- Direction
Each line that holds the word "Travel" should be returned.

Data excerpts:
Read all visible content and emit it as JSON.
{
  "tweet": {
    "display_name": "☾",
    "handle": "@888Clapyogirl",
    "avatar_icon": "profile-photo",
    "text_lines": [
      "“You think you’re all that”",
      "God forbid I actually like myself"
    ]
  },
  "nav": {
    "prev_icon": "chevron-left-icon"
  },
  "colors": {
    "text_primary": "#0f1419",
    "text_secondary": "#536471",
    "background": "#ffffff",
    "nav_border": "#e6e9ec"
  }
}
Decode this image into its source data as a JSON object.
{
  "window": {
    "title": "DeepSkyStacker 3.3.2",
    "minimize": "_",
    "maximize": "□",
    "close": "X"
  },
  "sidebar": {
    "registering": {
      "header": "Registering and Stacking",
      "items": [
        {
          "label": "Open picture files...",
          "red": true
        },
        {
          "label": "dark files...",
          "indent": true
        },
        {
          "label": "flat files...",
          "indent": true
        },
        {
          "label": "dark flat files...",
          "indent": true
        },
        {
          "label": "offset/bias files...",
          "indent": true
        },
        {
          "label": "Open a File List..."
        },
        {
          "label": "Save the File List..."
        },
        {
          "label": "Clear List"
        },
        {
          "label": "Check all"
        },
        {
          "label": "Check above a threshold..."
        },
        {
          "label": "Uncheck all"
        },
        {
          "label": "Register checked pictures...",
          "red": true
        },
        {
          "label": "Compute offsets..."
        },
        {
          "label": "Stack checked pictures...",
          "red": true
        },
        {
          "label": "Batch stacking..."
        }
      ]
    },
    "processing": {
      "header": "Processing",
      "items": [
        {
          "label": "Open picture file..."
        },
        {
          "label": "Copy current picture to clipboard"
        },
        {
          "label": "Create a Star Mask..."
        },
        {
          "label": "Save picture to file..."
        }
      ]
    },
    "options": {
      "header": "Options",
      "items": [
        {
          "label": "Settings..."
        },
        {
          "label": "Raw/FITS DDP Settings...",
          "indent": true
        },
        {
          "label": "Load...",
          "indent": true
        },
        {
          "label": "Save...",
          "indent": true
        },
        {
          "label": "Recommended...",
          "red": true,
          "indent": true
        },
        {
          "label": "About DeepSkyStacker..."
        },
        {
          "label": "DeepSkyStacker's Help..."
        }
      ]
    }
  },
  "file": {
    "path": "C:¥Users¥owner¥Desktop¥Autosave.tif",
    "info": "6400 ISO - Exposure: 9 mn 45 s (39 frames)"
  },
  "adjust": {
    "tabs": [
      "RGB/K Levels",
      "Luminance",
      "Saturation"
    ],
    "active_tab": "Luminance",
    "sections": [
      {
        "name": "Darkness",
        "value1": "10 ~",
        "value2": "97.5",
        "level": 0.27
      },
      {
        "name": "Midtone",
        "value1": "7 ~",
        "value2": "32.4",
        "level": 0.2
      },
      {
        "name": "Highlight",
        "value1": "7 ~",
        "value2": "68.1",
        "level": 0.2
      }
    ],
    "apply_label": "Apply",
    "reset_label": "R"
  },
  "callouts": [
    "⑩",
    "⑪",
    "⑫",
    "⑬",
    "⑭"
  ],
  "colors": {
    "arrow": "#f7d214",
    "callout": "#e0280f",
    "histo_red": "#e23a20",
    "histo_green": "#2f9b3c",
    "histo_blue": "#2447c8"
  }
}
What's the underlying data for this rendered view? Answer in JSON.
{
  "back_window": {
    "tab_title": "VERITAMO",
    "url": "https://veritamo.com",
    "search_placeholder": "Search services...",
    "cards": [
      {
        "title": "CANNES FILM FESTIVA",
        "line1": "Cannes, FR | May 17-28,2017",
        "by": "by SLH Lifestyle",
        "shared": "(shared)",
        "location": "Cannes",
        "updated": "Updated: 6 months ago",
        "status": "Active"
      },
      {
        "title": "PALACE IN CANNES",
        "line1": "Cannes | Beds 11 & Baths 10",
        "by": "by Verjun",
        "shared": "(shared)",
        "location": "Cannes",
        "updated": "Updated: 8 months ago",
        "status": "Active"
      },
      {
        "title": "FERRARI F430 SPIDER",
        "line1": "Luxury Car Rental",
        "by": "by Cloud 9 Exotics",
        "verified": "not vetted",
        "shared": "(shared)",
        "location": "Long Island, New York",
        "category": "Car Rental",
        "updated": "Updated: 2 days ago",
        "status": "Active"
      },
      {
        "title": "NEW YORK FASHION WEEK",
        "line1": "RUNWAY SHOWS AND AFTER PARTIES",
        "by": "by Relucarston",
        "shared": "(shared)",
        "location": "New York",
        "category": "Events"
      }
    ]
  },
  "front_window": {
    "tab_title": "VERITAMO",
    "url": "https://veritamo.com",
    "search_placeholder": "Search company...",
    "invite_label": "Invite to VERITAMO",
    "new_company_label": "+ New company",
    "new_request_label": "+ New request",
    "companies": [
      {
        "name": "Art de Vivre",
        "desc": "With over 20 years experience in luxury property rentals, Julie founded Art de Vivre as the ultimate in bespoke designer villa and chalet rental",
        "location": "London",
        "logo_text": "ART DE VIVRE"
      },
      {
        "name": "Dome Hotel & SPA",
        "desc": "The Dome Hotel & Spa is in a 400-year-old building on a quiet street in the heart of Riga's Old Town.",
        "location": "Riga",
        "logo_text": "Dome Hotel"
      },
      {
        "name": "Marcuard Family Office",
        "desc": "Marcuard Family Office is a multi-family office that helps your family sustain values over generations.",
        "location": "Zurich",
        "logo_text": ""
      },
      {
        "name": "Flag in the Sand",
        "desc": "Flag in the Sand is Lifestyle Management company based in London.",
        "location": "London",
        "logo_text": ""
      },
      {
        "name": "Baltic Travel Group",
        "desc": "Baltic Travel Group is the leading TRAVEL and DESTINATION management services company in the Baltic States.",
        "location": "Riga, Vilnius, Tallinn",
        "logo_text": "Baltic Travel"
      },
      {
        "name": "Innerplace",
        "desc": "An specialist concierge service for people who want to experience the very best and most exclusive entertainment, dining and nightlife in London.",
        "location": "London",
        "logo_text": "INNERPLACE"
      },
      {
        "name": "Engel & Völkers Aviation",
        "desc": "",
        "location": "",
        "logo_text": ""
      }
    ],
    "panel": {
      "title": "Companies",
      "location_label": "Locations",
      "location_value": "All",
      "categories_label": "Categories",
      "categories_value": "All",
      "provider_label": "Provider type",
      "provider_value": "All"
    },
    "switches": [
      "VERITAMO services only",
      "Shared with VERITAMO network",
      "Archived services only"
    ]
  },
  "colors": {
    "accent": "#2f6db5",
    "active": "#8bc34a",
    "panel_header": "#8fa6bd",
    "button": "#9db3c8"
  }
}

- Result of this task
        "name": "Baltic Travel Group",
        "desc": "Baltic Travel Group is the leading TRAVEL and DESTINATION management services company in the Baltic States.",
        "logo_text": "Baltic Travel"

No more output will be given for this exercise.